EXERCISE AIM ->
Return every line of the data below that includes the string "letters".

DATA ROWS ->
--

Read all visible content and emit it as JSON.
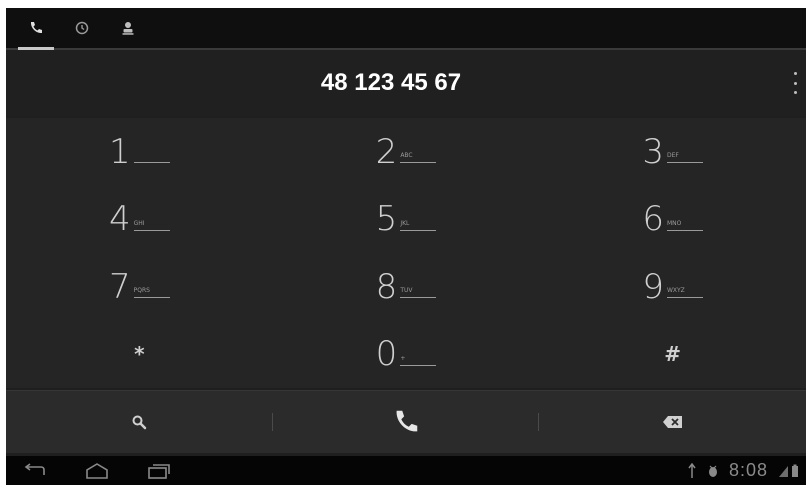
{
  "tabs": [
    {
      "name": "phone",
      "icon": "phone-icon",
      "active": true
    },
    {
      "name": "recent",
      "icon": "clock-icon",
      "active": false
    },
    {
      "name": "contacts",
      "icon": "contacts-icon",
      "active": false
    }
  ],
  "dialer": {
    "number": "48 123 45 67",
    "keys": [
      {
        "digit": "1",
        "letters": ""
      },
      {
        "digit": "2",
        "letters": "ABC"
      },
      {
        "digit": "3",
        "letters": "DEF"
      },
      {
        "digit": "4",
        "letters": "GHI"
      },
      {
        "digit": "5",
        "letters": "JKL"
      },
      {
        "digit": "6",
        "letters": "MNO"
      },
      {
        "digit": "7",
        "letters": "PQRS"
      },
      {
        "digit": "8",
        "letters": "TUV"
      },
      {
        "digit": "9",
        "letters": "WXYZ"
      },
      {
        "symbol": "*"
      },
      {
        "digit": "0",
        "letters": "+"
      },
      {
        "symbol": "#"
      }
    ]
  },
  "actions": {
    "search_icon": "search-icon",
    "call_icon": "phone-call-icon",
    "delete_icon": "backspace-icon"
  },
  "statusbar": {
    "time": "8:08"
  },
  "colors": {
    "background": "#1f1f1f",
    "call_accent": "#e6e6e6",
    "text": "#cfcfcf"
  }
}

--

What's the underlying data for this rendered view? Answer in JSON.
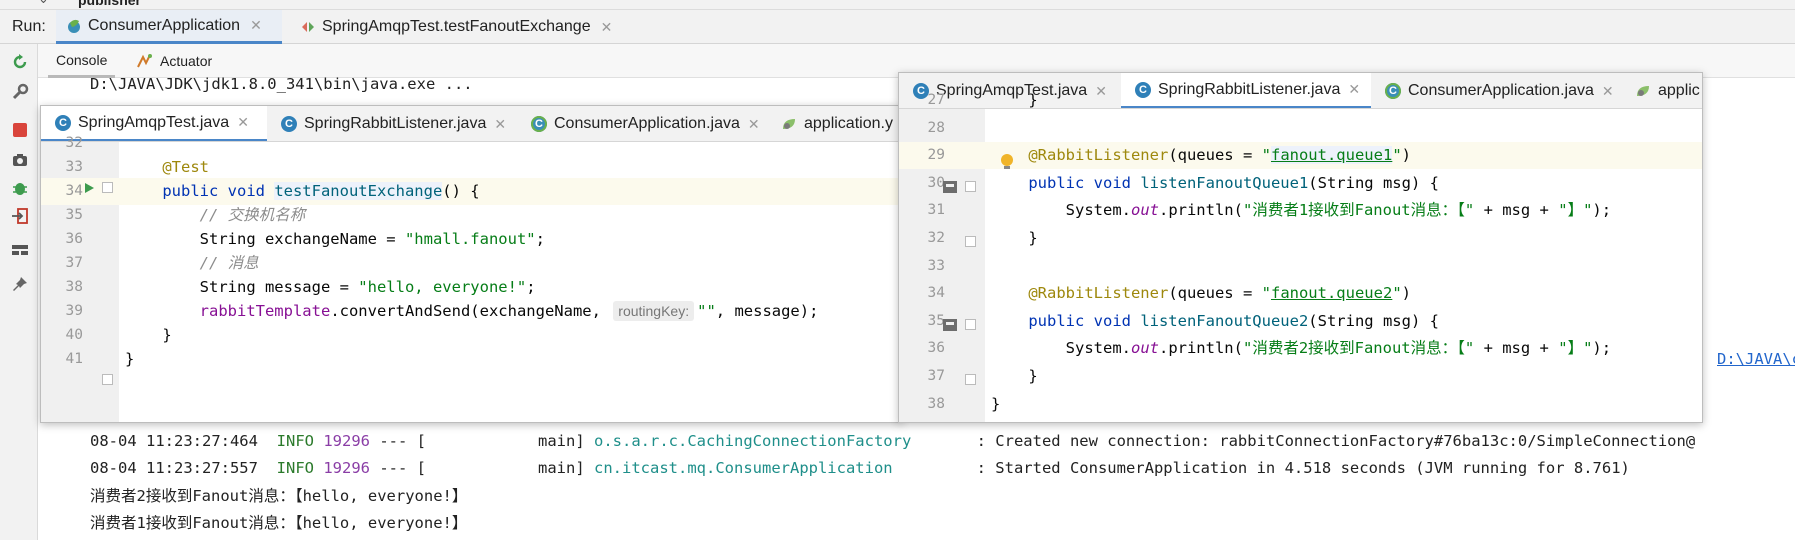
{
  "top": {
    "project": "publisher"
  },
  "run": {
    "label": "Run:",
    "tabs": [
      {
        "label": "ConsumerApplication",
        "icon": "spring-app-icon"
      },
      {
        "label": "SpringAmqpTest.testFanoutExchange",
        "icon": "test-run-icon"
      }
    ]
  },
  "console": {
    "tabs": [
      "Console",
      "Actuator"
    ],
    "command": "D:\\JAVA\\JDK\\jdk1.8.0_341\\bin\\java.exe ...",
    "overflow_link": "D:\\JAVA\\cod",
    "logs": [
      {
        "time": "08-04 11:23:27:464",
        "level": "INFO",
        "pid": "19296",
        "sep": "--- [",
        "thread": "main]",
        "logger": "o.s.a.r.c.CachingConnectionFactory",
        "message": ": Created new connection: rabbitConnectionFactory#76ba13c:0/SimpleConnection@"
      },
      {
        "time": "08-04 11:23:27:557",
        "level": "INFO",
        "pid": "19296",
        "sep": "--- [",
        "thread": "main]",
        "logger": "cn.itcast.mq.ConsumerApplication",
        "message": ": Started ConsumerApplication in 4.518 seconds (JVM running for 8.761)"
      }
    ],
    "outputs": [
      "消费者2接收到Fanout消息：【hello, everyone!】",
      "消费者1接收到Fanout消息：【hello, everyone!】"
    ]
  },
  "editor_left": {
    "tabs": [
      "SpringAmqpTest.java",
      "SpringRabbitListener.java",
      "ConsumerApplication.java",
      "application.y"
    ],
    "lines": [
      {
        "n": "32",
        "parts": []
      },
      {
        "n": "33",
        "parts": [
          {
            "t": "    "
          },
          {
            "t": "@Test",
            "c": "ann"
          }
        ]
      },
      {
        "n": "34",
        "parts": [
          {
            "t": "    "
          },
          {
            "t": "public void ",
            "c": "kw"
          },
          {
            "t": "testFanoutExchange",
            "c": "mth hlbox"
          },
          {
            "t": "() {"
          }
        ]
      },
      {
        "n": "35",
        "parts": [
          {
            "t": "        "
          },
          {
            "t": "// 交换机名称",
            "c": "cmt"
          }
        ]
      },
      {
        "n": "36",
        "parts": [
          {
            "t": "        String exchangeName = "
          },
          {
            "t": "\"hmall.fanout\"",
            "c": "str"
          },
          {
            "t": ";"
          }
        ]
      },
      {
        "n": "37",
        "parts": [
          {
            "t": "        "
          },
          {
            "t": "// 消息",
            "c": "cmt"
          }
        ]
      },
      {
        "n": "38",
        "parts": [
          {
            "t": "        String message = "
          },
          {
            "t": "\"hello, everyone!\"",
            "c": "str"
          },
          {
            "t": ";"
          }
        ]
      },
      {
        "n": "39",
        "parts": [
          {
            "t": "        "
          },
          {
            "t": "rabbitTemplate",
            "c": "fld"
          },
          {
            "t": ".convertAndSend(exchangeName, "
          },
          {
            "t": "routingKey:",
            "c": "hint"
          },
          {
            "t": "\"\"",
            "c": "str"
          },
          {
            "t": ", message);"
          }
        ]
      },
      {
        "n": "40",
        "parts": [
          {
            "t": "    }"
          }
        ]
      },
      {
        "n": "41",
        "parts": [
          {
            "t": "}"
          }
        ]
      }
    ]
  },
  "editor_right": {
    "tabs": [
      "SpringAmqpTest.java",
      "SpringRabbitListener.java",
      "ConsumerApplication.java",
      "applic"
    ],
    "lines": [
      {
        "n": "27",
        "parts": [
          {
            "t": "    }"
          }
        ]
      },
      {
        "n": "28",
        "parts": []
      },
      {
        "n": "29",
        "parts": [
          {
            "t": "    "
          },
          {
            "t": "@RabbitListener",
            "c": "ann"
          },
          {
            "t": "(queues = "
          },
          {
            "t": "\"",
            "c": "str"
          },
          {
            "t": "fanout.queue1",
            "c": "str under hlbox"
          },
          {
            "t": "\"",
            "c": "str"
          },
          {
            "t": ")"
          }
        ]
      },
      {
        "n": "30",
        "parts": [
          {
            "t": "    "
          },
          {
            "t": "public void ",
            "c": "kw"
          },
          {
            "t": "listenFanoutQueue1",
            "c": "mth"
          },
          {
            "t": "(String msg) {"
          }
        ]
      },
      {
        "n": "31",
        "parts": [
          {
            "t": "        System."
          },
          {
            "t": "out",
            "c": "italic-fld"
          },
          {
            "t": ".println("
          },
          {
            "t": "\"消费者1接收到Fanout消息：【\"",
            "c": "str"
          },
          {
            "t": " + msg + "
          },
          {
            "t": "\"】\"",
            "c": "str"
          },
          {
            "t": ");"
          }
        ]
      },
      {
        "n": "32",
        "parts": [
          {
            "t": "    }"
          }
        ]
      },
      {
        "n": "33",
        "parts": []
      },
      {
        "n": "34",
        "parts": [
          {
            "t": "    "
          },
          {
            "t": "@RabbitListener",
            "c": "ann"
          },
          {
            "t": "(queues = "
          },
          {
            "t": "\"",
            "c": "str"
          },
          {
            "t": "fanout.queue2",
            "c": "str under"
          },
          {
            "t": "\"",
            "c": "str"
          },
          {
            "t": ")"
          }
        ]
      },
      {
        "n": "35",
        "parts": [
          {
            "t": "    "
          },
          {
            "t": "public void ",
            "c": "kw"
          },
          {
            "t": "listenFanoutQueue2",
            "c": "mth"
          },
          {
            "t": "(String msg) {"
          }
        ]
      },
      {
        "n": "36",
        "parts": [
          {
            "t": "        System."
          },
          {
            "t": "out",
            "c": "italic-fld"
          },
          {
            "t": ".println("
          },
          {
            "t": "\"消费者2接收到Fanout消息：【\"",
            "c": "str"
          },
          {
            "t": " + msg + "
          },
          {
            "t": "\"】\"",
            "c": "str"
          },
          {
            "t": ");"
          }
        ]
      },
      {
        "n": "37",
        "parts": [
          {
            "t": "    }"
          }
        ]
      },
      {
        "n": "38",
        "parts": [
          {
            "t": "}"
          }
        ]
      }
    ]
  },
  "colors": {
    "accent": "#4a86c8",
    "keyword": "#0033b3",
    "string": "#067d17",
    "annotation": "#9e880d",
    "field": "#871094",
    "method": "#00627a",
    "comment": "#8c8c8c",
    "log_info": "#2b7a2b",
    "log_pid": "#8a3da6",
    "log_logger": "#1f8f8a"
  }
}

--

TASK RESPONSE ->
        "letters": ""
        "letters": "ABC"
        "letters": "DEF"
        "letters": "GHI"
        "letters": "JKL"
        "letters": "MNO"
        "letters": "PQRS"
        "letters": "TUV"
        "letters": "WXYZ"
        "letters": "+"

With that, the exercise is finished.